[Begin Data supplied]
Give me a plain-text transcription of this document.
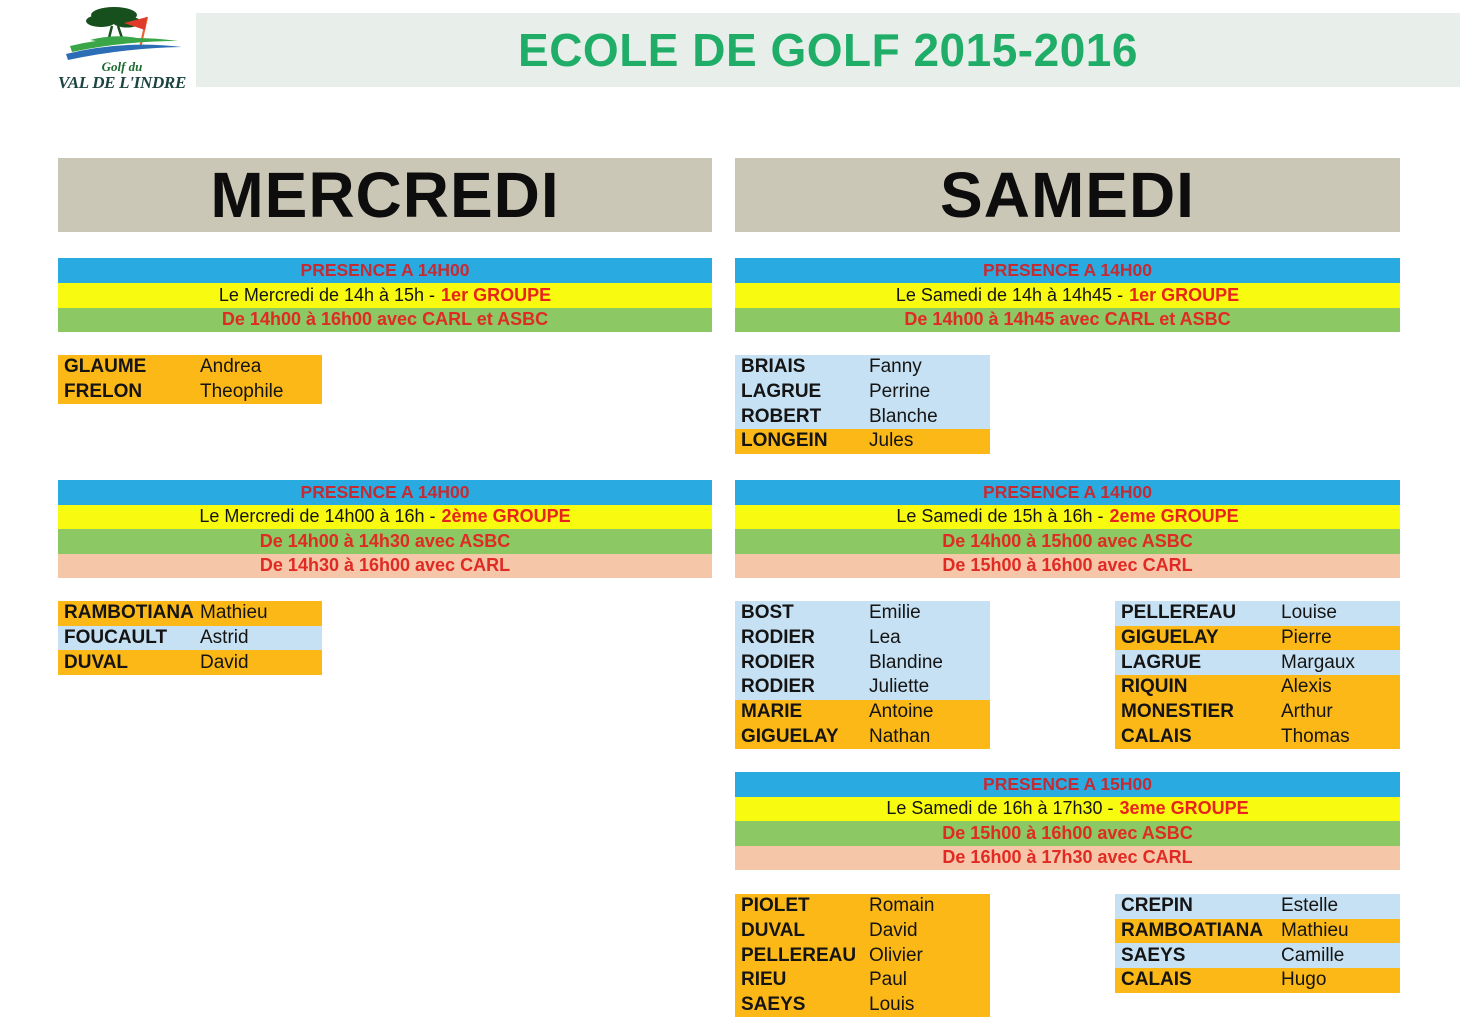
Golf du
VAL DE L'INDRE
ECOLE DE GOLF 2015-2016
MERCREDI	SAMEDI
PRESENCE A 14H00
Le Mercredi de 14h à 15h - 1er GROUPE
De 14h00 à 16h00 avec CARL et ASBC
GLAUME	Andrea
FRELON	Theophile
PRESENCE A 14H00
Le Mercredi de 14h00 à 16h - 2ème GROUPE
De 14h00 à 14h30 avec ASBC
De 14h30 à 16h00 avec CARL
RAMBOTIANA Mathieu
FOUCAULT	Astrid
DUVAL	David
PRESENCE A 14H00
Le Samedi de 14h à 14h45 - 1er GROUPE
De 14h00 à 14h45 avec CARL et ASBC
BRIAIS	Fanny
LAGRUE	Perrine
ROBERT	Blanche
LONGEIN	Jules
PRESENCE A 14H00
Le Samedi de 15h à 16h - 2eme GROUPE
De 14h00 à 15h00 avec ASBC
De 15h00 à 16h00 avec CARL
BOST	Emilie
RODIER	Lea
RODIER	Blandine
RODIER	Juliette
MARIE	Antoine
GIGUELAY	Nathan
PELLEREAU	Louise
GIGUELAY	Pierre
LAGRUE	Margaux
RIQUIN	Alexis
MONESTIER	Arthur
CALAIS	Thomas
PRESENCE A 15H00
Le Samedi de 16h à 17h30 - 3eme GROUPE
De 15h00 à 16h00 avec ASBC
De 16h00 à 17h30 avec CARL
PIOLET	Romain
DUVAL	David
PELLEREAU Olivier
RIEU	Paul
SAEYS	Louis
CREPIN	Estelle
RAMBOATIANA Mathieu
SAEYS	Camille
CALAIS	Hugo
[End Data supplied]
# [Set exercise]
Identify each line in the entries with the word "avec" and copy it.

# [Solution to this exercise]
De 14h00 à 16h00 avec CARL et ASBC
De 14h00 à 14h30 avec ASBC
De 14h30 à 16h00 avec CARL
De 14h00 à 14h45 avec CARL et ASBC
De 14h00 à 15h00 avec ASBC
De 15h00 à 16h00 avec CARL
De 15h00 à 16h00 avec ASBC
De 16h00 à 17h30 avec CARL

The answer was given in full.